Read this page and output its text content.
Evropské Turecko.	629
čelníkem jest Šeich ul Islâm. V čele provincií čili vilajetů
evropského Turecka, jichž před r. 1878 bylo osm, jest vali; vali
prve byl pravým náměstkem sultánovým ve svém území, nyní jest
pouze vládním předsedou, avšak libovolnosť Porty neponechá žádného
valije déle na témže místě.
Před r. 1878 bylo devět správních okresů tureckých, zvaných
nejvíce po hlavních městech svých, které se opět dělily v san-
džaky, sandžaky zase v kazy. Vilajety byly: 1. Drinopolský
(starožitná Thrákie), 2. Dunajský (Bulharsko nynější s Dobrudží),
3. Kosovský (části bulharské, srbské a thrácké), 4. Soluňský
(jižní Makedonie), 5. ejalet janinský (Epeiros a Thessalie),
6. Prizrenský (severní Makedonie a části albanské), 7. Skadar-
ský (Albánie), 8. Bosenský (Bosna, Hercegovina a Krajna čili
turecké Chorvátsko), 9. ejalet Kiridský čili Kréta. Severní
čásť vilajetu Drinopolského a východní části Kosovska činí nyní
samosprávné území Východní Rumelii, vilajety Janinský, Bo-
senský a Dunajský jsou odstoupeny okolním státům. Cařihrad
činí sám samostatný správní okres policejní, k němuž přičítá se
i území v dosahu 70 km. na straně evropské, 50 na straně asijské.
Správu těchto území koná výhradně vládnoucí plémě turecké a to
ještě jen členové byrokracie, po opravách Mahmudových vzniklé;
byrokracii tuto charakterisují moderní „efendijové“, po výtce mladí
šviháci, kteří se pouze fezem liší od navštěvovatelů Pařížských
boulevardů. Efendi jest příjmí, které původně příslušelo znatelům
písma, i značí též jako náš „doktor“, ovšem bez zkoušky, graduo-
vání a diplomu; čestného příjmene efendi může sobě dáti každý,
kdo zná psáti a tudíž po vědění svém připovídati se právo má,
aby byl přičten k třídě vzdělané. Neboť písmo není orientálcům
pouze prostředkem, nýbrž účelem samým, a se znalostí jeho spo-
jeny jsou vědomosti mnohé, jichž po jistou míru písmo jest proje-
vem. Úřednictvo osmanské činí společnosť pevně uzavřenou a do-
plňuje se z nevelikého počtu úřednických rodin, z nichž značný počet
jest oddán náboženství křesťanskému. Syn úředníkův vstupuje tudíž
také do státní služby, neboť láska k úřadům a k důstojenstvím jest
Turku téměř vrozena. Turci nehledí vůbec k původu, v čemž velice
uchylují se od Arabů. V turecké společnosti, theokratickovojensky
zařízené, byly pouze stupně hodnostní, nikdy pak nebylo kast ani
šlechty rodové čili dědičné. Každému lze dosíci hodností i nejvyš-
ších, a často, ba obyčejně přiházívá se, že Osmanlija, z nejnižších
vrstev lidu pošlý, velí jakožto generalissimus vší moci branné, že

┄┄┄┄┄┄┄┄┄┄┄┄┄┄┄┄┄┄┄┄

Copy each line from the data above that includes "turecké".

turecké Chorvátsko), 9. ejalet Kiridský čili Kréta. Severní
Správu těchto území koná výhradně vládnoucí plémě turecké a to
uchylují se od Arabů. V turecké společnosti, theokratickovojensky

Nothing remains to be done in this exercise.